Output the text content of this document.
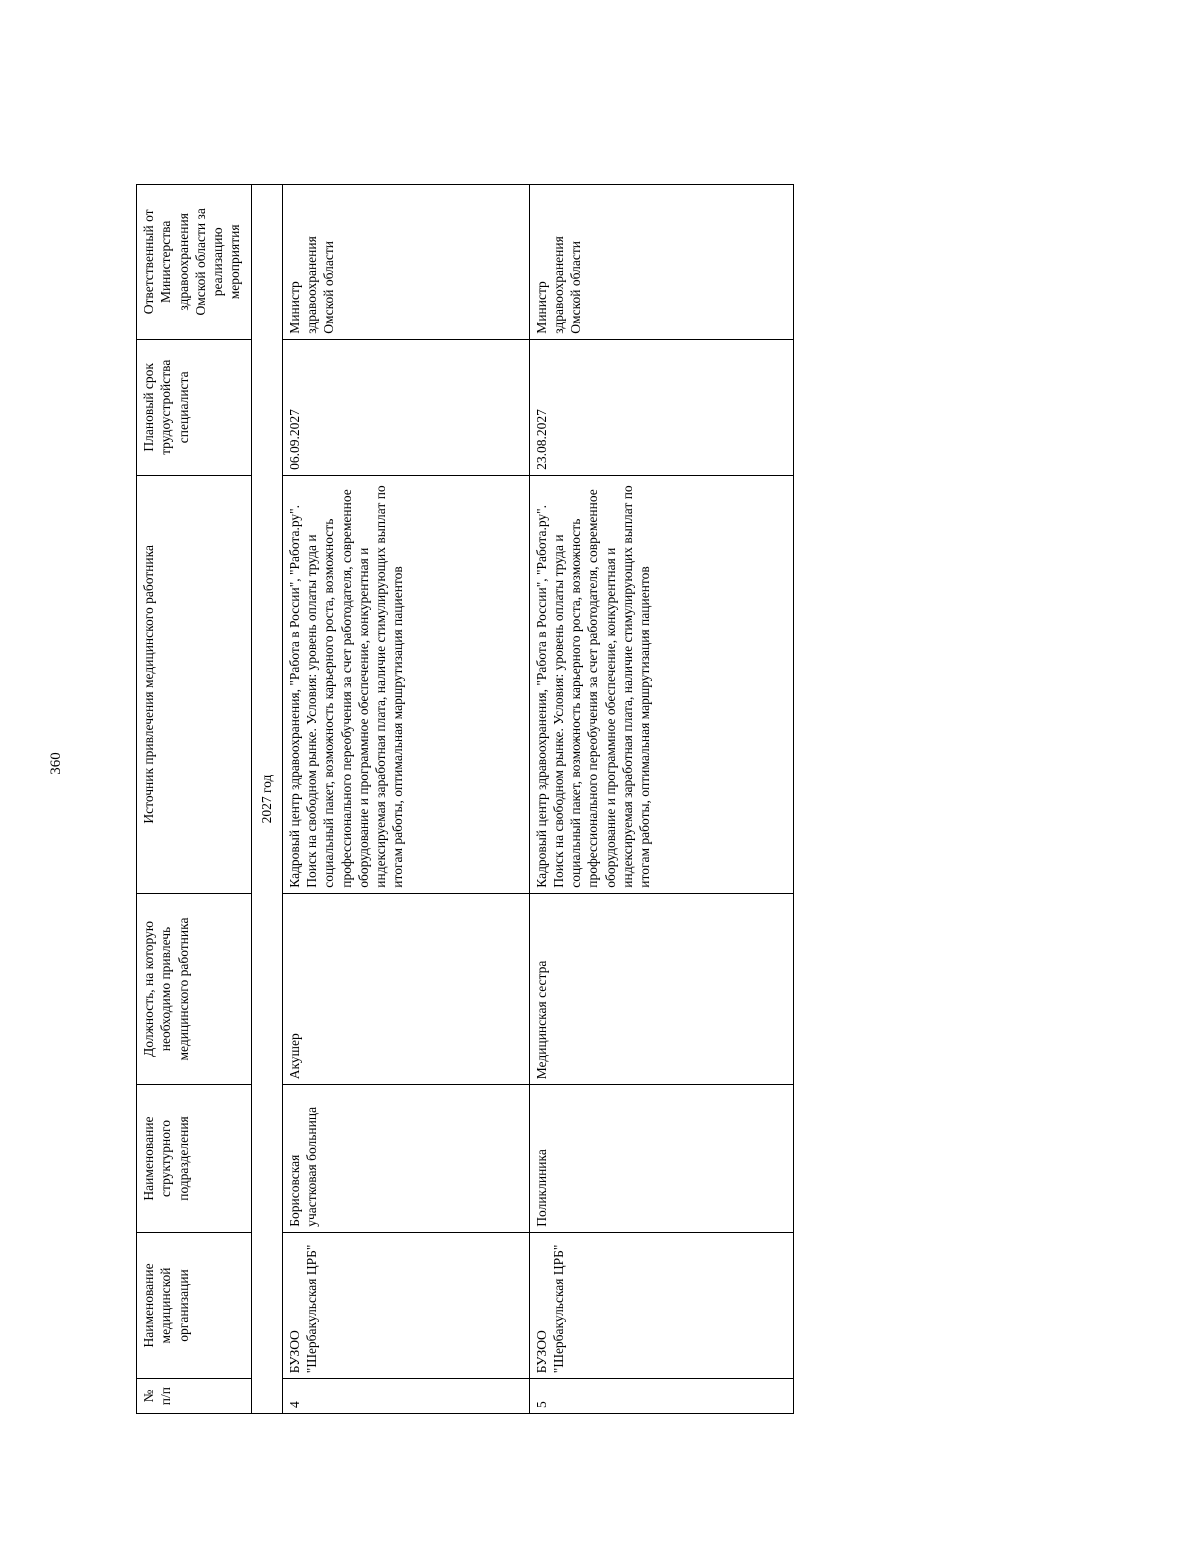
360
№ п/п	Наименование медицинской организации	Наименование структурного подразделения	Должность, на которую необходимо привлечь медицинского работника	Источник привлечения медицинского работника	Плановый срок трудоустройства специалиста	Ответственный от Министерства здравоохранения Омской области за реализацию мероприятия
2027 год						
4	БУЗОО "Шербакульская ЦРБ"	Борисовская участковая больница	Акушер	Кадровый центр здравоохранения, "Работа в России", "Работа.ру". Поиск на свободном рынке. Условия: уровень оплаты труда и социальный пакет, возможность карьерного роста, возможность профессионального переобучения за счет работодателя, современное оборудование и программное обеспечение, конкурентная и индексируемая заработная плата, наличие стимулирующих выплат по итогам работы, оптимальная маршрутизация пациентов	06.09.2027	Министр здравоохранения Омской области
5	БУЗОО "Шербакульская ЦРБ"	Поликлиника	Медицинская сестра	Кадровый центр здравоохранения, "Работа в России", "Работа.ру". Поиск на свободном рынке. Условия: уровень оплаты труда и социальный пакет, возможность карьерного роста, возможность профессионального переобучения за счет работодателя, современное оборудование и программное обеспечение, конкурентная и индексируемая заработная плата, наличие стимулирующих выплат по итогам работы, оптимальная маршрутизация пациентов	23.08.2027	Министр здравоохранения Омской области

^^^^^^^^^^^^^^^^

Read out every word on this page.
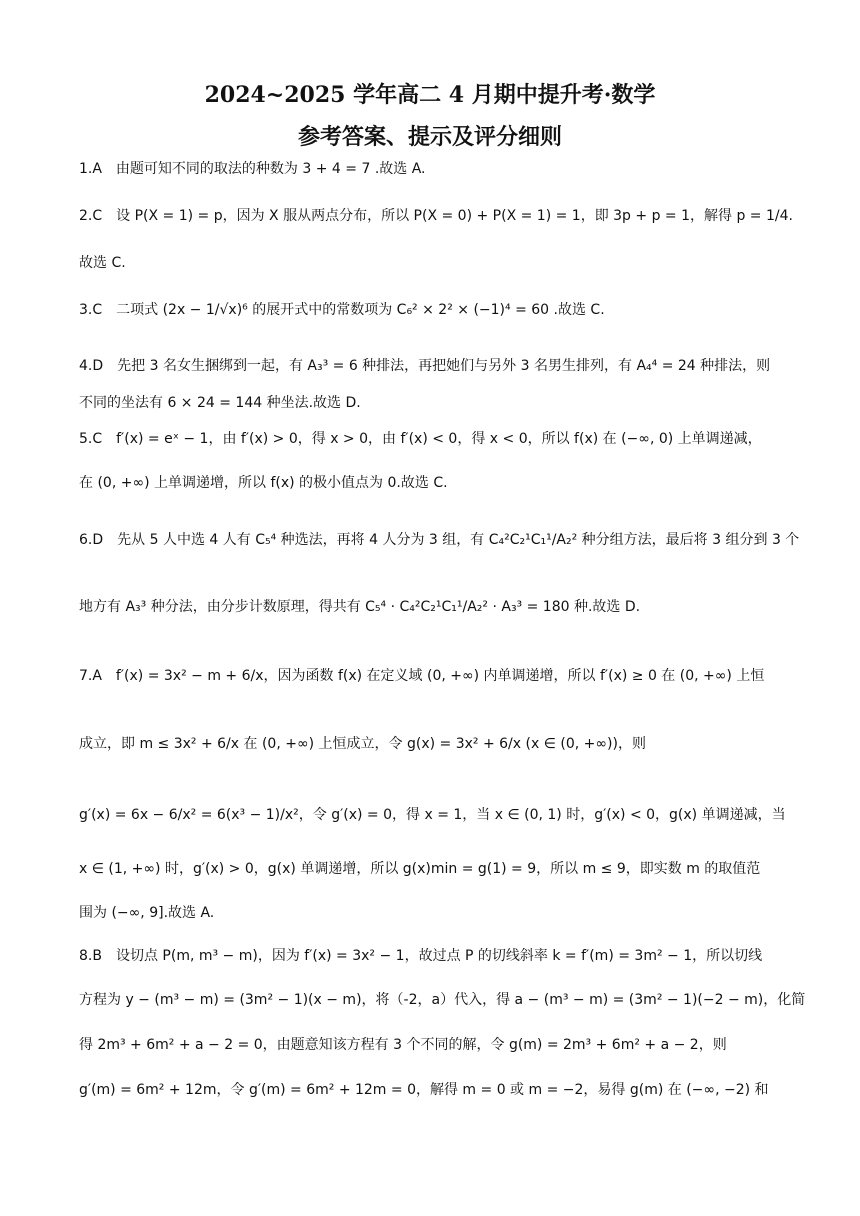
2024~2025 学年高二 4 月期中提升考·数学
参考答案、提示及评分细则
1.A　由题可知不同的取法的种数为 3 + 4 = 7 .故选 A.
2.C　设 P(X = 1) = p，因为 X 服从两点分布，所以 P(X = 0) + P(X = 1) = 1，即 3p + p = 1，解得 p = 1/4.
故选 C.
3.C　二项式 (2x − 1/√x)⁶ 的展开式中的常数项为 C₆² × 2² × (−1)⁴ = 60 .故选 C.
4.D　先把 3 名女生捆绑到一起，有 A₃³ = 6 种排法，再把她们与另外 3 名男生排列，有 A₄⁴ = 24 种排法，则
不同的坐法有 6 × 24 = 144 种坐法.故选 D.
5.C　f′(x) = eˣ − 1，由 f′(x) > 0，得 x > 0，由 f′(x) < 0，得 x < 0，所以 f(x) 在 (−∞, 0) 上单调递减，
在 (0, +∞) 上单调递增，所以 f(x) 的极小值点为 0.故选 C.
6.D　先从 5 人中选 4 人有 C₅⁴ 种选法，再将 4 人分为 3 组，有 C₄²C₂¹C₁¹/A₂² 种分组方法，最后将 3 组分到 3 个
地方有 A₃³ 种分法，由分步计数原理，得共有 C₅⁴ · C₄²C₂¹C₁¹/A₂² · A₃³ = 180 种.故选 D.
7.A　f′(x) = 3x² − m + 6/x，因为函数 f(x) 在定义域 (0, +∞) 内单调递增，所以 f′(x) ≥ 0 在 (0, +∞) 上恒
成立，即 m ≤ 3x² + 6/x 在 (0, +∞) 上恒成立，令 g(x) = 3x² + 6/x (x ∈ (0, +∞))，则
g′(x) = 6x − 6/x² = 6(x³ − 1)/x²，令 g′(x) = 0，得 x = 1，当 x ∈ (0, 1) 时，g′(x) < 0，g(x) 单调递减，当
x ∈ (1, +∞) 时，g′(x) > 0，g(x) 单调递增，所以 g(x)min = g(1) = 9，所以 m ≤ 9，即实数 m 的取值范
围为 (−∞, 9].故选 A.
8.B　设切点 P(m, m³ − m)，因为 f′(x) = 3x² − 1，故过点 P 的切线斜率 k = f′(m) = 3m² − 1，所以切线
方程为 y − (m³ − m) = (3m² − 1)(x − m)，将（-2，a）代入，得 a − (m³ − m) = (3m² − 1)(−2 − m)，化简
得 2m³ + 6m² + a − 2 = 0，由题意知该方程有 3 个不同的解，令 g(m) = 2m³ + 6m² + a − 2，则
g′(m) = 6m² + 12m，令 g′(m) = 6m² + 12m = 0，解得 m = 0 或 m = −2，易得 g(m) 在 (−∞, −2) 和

^^^^^^^^^^^^^^^^

## PROBLEM STATEMENT
Wherever a line in the data above holds "this", copy that line.

## ANSWER TO THE EXERCISE
Output the text content of this document.
Read out every word on this page.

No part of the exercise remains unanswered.